● **WHAT IS BEING ASKED**
The entries that follow should be written out exactly.

Dataset records
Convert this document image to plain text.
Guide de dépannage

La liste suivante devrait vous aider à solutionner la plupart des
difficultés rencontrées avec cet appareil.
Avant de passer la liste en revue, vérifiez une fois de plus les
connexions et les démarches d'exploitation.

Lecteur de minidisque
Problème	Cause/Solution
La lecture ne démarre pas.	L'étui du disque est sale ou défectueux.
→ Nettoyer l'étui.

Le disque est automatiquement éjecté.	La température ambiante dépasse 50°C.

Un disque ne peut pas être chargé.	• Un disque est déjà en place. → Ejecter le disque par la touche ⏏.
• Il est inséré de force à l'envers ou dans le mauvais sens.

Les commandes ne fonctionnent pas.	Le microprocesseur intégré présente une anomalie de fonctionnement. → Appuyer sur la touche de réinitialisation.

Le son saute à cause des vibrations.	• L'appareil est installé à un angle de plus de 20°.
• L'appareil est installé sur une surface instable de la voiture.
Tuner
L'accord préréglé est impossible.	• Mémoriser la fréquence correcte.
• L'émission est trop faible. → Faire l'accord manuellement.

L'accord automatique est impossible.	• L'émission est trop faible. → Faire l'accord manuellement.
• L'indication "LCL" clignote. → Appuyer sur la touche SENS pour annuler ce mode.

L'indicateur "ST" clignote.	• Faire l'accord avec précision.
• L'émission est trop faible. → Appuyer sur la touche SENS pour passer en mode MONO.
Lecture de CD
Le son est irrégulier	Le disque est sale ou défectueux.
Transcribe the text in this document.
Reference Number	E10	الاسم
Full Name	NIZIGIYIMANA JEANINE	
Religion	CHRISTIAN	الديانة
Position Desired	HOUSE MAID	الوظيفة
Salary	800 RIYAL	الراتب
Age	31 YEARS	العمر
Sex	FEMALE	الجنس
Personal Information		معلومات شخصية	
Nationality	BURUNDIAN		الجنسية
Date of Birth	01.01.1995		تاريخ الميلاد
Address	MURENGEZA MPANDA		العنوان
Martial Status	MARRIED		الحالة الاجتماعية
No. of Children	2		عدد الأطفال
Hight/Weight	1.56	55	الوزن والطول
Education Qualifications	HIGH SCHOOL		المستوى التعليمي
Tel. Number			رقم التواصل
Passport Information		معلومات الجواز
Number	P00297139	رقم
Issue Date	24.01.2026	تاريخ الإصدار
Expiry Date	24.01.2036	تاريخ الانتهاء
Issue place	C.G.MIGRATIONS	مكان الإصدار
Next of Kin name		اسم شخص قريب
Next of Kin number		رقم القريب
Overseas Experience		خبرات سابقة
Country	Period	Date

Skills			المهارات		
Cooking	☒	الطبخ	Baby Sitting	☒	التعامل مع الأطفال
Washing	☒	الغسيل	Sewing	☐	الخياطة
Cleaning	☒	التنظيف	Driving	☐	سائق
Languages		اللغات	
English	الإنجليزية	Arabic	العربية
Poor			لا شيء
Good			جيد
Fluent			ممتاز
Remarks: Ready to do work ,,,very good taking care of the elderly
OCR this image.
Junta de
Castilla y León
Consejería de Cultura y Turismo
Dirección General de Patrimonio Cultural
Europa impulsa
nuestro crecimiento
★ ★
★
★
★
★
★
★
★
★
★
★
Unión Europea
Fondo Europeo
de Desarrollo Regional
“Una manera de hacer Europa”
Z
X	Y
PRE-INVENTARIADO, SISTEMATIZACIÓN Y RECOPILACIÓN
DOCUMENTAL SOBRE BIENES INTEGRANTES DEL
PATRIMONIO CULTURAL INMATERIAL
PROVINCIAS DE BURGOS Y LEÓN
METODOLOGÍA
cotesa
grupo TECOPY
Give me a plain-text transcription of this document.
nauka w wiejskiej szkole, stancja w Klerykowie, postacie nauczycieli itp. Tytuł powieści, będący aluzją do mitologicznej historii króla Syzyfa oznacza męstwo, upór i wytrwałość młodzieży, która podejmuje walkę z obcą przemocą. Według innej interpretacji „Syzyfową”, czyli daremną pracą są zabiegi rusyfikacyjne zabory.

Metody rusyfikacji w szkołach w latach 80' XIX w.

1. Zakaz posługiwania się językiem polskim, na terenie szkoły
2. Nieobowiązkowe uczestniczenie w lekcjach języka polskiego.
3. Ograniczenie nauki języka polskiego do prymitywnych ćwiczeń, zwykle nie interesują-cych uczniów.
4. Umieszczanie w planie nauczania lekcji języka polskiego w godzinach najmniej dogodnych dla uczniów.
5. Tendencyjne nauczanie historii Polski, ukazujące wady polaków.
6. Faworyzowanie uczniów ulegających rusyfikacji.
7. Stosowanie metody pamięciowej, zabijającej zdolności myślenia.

● **FINAL RESULT**
Convert this document image to plain text.
Guide de dépannage

La liste suivante devrait vous aider à solutionner la plupart des
difficultés rencontrées avec cet appareil.
Avant de passer la liste en revue, vérifiez une fois de plus les
connexions et les démarches d'exploitation.

Lecteur de minidisque
Problème	Cause/Solution
La lecture ne démarre pas.	L'étui du disque est sale ou défectueux.
→ Nettoyer l'étui.

Le disque est automatiquement éjecté.	La température ambiante dépasse 50°C.

Un disque ne peut pas être chargé.	• Un disque est déjà en place. → Ejecter le disque par la touche ⏏.
• Il est inséré de force à l'envers ou dans le mauvais sens.

Les commandes ne fonctionnent pas.	Le microprocesseur intégré présente une anomalie de fonctionnement. → Appuyer sur la touche de réinitialisation.

Le son saute à cause des vibrations.	• L'appareil est installé à un angle de plus de 20°.
• L'appareil est installé sur une surface instable de la voiture.
Tuner
L'accord préréglé est impossible.	• Mémoriser la fréquence correcte.
• L'émission est trop faible. → Faire l'accord manuellement.

L'accord automatique est impossible.	• L'émission est trop faible. → Faire l'accord manuellement.
• L'indication "LCL" clignote. → Appuyer sur la touche SENS pour annuler ce mode.

L'indicateur "ST" clignote.	• Faire l'accord avec précision.
• L'émission est trop faible. → Appuyer sur la touche SENS pour passer en mode MONO.
Lecture de CD
Le son est irrégulier	Le disque est sale ou défectueux.
Transcribe the text in this document.
Reference Number	E10	الاسم
Full Name	NIZIGIYIMANA JEANINE	
Religion	CHRISTIAN	الديانة
Position Desired	HOUSE MAID	الوظيفة
Salary	800 RIYAL	الراتب
Age	31 YEARS	العمر
Sex	FEMALE	الجنس
Personal Information		معلومات شخصية	
Nationality	BURUNDIAN		الجنسية
Date of Birth	01.01.1995		تاريخ الميلاد
Address	MURENGEZA MPANDA		العنوان
Martial Status	MARRIED		الحالة الاجتماعية
No. of Children	2		عدد الأطفال
Hight/Weight	1.56	55	الوزن والطول
Education Qualifications	HIGH SCHOOL		المستوى التعليمي
Tel. Number			رقم التواصل
Passport Information		معلومات الجواز
Number	P00297139	رقم
Issue Date	24.01.2026	تاريخ الإصدار
Expiry Date	24.01.2036	تاريخ الانتهاء
Issue place	C.G.MIGRATIONS	مكان الإصدار
Next of Kin name		اسم شخص قريب
Next of Kin number		رقم القريب
Overseas Experience		خبرات سابقة
Country	Period	Date

Skills			المهارات		
Cooking	☒	الطبخ	Baby Sitting	☒	التعامل مع الأطفال
Washing	☒	الغسيل	Sewing	☐	الخياطة
Cleaning	☒	التنظيف	Driving	☐	سائق
Languages		اللغات	
English	الإنجليزية	Arabic	العربية
Poor			لا شيء
Good			جيد
Fluent			ممتاز
Remarks: Ready to do work ,,,very good taking care of the elderly
OCR this image.
Junta de
Castilla y León
Consejería de Cultura y Turismo
Dirección General de Patrimonio Cultural
Europa impulsa
nuestro crecimiento
★ ★
★
★
★
★
★
★
★
★
★
★
Unión Europea
Fondo Europeo
de Desarrollo Regional
“Una manera de hacer Europa”
Z
X	Y
PRE-INVENTARIADO, SISTEMATIZACIÓN Y RECOPILACIÓN
DOCUMENTAL SOBRE BIENES INTEGRANTES DEL
PATRIMONIO CULTURAL INMATERIAL
PROVINCIAS DE BURGOS Y LEÓN
METODOLOGÍA
cotesa
grupo TECOPY
Give me a plain-text transcription of this document.
nauka w wiejskiej szkole, stancja w Klerykowie, postacie nauczycieli itp. Tytuł powieści, będący aluzją do mitologicznej historii króla Syzyfa oznacza męstwo, upór i wytrwałość młodzieży, która podejmuje walkę z obcą przemocą. Według innej interpretacji „Syzyfową”, czyli daremną pracą są zabiegi rusyfikacyjne zabory.

Metody rusyfikacji w szkołach w latach 80' XIX w.

1. Zakaz posługiwania się językiem polskim, na terenie szkoły
2. Nieobowiązkowe uczestniczenie w lekcjach języka polskiego.
3. Ograniczenie nauki języka polskiego do prymitywnych ćwiczeń, zwykle nie interesują-cych uczniów.
4. Umieszczanie w planie nauczania lekcji języka polskiego w godzinach najmniej dogodnych dla uczniów.
5. Tendencyjne nauczanie historii Polski, ukazujące wady polaków.
6. Faworyzowanie uczniów ulegających rusyfikacji.
7. Stosowanie metody pamięciowej, zabijającej zdolności myślenia.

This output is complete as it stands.